• Work item: Identify every line in the records below that contains the word "JSON", and copy each of those lines.

◆ ◆ ◆ ◆ ◆

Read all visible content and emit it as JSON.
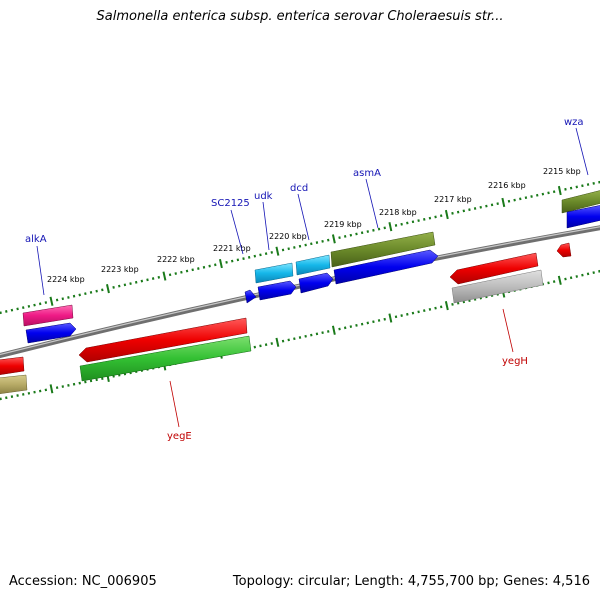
{
  "header": {
    "title": "Salmonella enterica subsp. enterica serovar Choleraesuis str..."
  },
  "footer": {
    "accession": "Accession: NC_006905",
    "summary": "Topology: circular; Length: 4,755,700 bp; Genes: 4,516"
  },
  "map": {
    "topology": "circular",
    "backbone_color": "#7a7a7a",
    "tick_color": "#1a7a1a",
    "forward_label_color": "#1515b5",
    "reverse_label_color": "#c00000",
    "scale_labels": [
      "2224 kbp",
      "2223 kbp",
      "2222 kbp",
      "2221 kbp",
      "2220 kbp",
      "2219 kbp",
      "2218 kbp",
      "2217 kbp",
      "2216 kbp",
      "2215 kbp"
    ],
    "gene_labels": {
      "alkA": "alkA",
      "SC2125": "SC2125",
      "udk": "udk",
      "dcd": "dcd",
      "asmA": "asmA",
      "wza": "wza",
      "yegE": "yegE",
      "yegH": "yegH"
    }
  }
}
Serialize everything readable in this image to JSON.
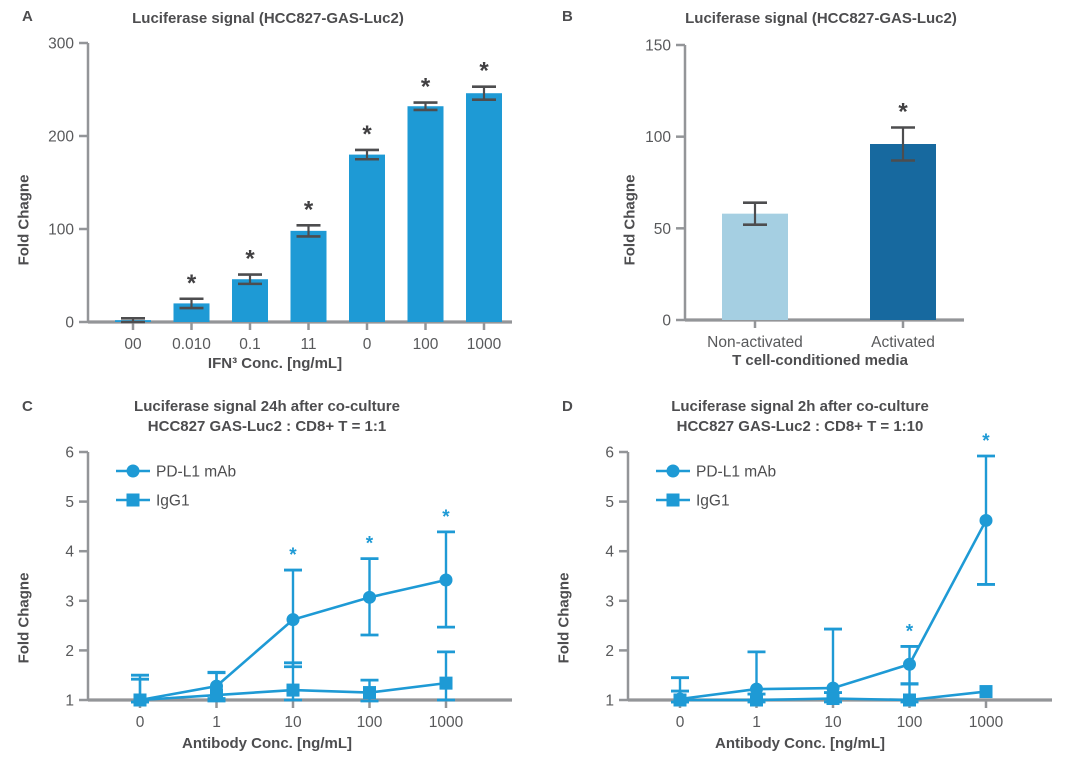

◆ ◆ ◆ ◆ ◆

• Response area:
Read all visible content and emit it as JSON.
Serialize everything readable in this image to JSON.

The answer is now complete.